§ **GIVEN DATA**
════════════════════

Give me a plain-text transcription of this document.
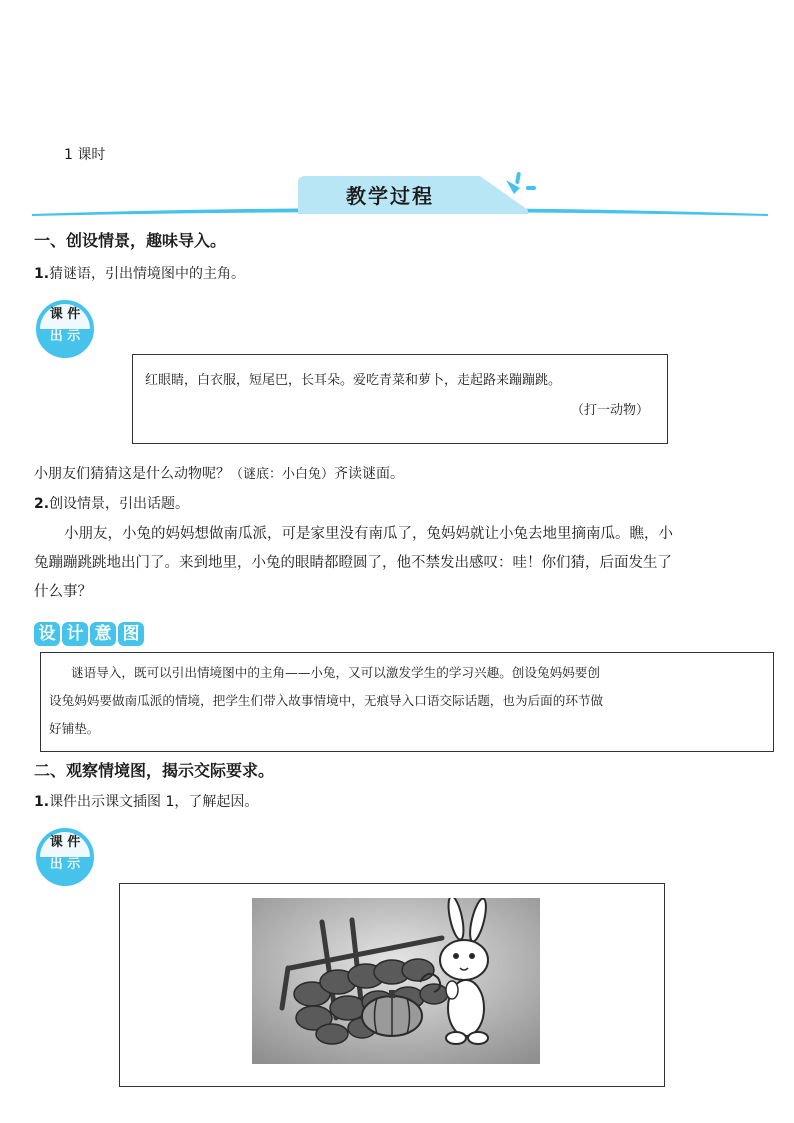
1 课时
教学过程
一、创设情景，趣味导入。
1.猜谜语，引出情境图中的主角。
课 件
出 示
红眼睛，白衣服，短尾巴，长耳朵。爱吃青菜和萝卜，走起路来蹦蹦跳。
（打一动物）
小朋友们猜猜这是什么动物呢？（谜底：小白兔）齐读谜面。
2.创设情景，引出话题。
小朋友，小兔的妈妈想做南瓜派，可是家里没有南瓜了，兔妈妈就让小兔去地里摘南瓜。瞧，小
兔蹦蹦跳跳地出门了。来到地里，小兔的眼睛都瞪圆了，他不禁发出感叹：哇！你们猜，后面发生了
什么事？
设 计 意 图
谜语导入，既可以引出情境图中的主角——小兔，又可以激发学生的学习兴趣。创设兔妈妈要创
设兔妈妈要做南瓜派的情境，把学生们带入故事情境中，无痕导入口语交际话题，也为后面的环节做
好铺垫。
二、观察情境图，揭示交际要求。
1.课件出示课文插图 1，了解起因。
课 件
出 示
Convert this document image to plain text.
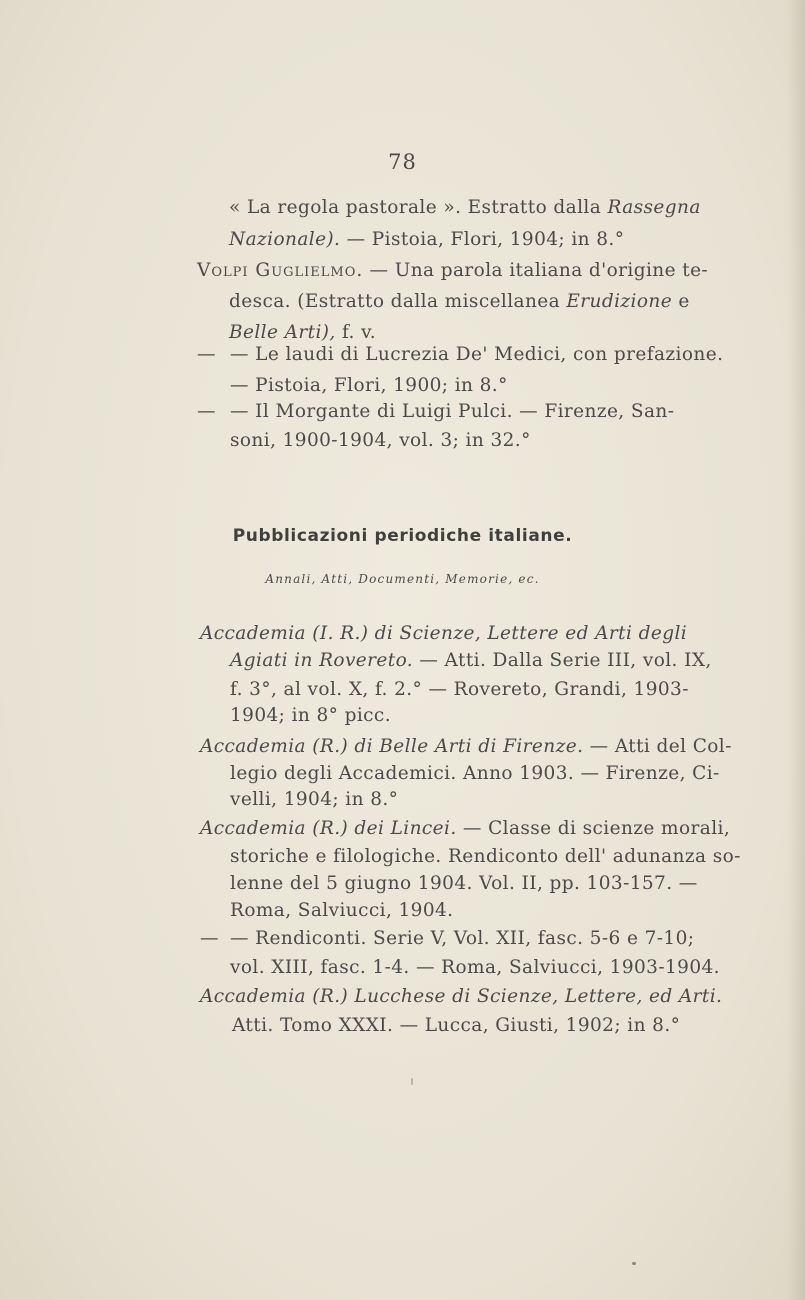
78
« La regola pastorale ». Estratto dalla Rassegna
Nazionale). — Pistoia, Flori, 1904; in 8.°
Volpi Guglielmo. — Una parola italiana d'origine te-
desca. (Estratto dalla miscellanea Erudizione e
Belle Arti), f. v.
— — Le laudi di Lucrezia De' Medici, con prefazione.
— Pistoia, Flori, 1900; in 8.°
— — Il Morgante di Luigi Pulci. — Firenze, San-
soni, 1900-1904, vol. 3; in 32.°
Pubblicazioni periodiche italiane.
Annali, Atti, Documenti, Memorie, ec.
Accademia (I. R.) di Scienze, Lettere ed Arti degli
Agiati in Rovereto. — Atti. Dalla Serie III, vol. IX,
f. 3°, al vol. X, f. 2.° — Rovereto, Grandi, 1903-
1904; in 8° picc.
Accademia (R.) di Belle Arti di Firenze. — Atti del Col-
legio degli Accademici. Anno 1903. — Firenze, Ci-
velli, 1904; in 8.°
Accademia (R.) dei Lincei. — Classe di scienze morali,
storiche e filologiche. Rendiconto dell' adunanza so-
lenne del 5 giugno 1904. Vol. II, pp. 103-157. —
Roma, Salviucci, 1904.
— — Rendiconti. Serie V, Vol. XII, fasc. 5-6 e 7-10;
vol. XIII, fasc. 1-4. — Roma, Salviucci, 1903-1904.
Accademia (R.) Lucchese di Scienze, Lettere, ed Arti.
Atti. Tomo XXXI. — Lucca, Giusti, 1902; in 8.°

════════════════════

§ **TASK INSTRUCTIONS**
Copy verbatim the span that begins at the line containing "Convert this document image to plain text." and ends at the last line of the material, inclusive of both; exclude pictures.

§ **CORRECT RESPONSE**
Convert this document image to plain text.
78
« La regola pastorale ». Estratto dalla Rassegna
Nazionale). — Pistoia, Flori, 1904; in 8.°
Volpi Guglielmo. — Una parola italiana d'origine te-
desca. (Estratto dalla miscellanea Erudizione e
Belle Arti), f. v.
— — Le laudi di Lucrezia De' Medici, con prefazione.
— Pistoia, Flori, 1900; in 8.°
— — Il Morgante di Luigi Pulci. — Firenze, San-
soni, 1900-1904, vol. 3; in 32.°
Pubblicazioni periodiche italiane.
Annali, Atti, Documenti, Memorie, ec.
Accademia (I. R.) di Scienze, Lettere ed Arti degli
Agiati in Rovereto. — Atti. Dalla Serie III, vol. IX,
f. 3°, al vol. X, f. 2.° — Rovereto, Grandi, 1903-
1904; in 8° picc.
Accademia (R.) di Belle Arti di Firenze. — Atti del Col-
legio degli Accademici. Anno 1903. — Firenze, Ci-
velli, 1904; in 8.°
Accademia (R.) dei Lincei. — Classe di scienze morali,
storiche e filologiche. Rendiconto dell' adunanza so-
lenne del 5 giugno 1904. Vol. II, pp. 103-157. —
Roma, Salviucci, 1904.
— — Rendiconti. Serie V, Vol. XII, fasc. 5-6 e 7-10;
vol. XIII, fasc. 1-4. — Roma, Salviucci, 1903-1904.
Accademia (R.) Lucchese di Scienze, Lettere, ed Arti.
Atti. Tomo XXXI. — Lucca, Giusti, 1902; in 8.°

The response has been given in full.